▶ **OBJECTIVE**: Transcribe each record below word for word.

** START OF EXERCISE MATERIAL **

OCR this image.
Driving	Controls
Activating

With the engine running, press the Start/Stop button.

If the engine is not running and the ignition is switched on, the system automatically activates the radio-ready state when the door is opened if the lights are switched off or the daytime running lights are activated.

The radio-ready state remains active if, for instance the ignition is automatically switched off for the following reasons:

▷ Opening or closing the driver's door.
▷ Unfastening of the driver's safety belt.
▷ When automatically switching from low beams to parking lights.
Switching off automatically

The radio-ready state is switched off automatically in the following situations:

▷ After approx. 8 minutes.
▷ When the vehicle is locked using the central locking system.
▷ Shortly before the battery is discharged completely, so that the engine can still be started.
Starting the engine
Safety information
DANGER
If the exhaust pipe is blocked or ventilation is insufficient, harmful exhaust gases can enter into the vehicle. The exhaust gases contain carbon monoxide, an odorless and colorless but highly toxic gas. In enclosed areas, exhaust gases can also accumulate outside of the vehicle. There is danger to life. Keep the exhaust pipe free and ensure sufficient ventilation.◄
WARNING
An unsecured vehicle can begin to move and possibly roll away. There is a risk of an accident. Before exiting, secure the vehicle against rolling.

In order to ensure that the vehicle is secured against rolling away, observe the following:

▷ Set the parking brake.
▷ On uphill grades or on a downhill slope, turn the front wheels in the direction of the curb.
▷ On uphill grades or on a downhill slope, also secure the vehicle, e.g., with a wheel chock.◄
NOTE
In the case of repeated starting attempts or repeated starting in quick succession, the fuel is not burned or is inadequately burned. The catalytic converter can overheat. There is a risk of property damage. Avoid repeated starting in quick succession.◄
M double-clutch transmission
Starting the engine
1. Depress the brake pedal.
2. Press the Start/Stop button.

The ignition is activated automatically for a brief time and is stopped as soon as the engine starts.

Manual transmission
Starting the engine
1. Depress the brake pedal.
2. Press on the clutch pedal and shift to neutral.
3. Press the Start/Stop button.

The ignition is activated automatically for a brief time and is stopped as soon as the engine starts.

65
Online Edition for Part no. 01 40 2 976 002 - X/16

** END OF EXERCISE MATERIAL **

▶ **ANSWER TO THIS EXERCISE**:
OCR this image.
Driving	Controls
Activating

With the engine running, press the Start/Stop button.

If the engine is not running and the ignition is switched on, the system automatically activates the radio-ready state when the door is opened if the lights are switched off or the daytime running lights are activated.

The radio-ready state remains active if, for instance the ignition is automatically switched off for the following reasons:

▷ Opening or closing the driver's door.
▷ Unfastening of the driver's safety belt.
▷ When automatically switching from low beams to parking lights.
Switching off automatically

The radio-ready state is switched off automatically in the following situations:

▷ After approx. 8 minutes.
▷ When the vehicle is locked using the central locking system.
▷ Shortly before the battery is discharged completely, so that the engine can still be started.
Starting the engine
Safety information
DANGER
If the exhaust pipe is blocked or ventilation is insufficient, harmful exhaust gases can enter into the vehicle. The exhaust gases contain carbon monoxide, an odorless and colorless but highly toxic gas. In enclosed areas, exhaust gases can also accumulate outside of the vehicle. There is danger to life. Keep the exhaust pipe free and ensure sufficient ventilation.◄
WARNING
An unsecured vehicle can begin to move and possibly roll away. There is a risk of an accident. Before exiting, secure the vehicle against rolling.

In order to ensure that the vehicle is secured against rolling away, observe the following:

▷ Set the parking brake.
▷ On uphill grades or on a downhill slope, turn the front wheels in the direction of the curb.
▷ On uphill grades or on a downhill slope, also secure the vehicle, e.g., with a wheel chock.◄
NOTE
In the case of repeated starting attempts or repeated starting in quick succession, the fuel is not burned or is inadequately burned. The catalytic converter can overheat. There is a risk of property damage. Avoid repeated starting in quick succession.◄
M double-clutch transmission
Starting the engine
1. Depress the brake pedal.
2. Press the Start/Stop button.

The ignition is activated automatically for a brief time and is stopped as soon as the engine starts.

Manual transmission
Starting the engine
1. Depress the brake pedal.
2. Press on the clutch pedal and shift to neutral.
3. Press the Start/Stop button.

The ignition is activated automatically for a brief time and is stopped as soon as the engine starts.

65
Online Edition for Part no. 01 40 2 976 002 - X/16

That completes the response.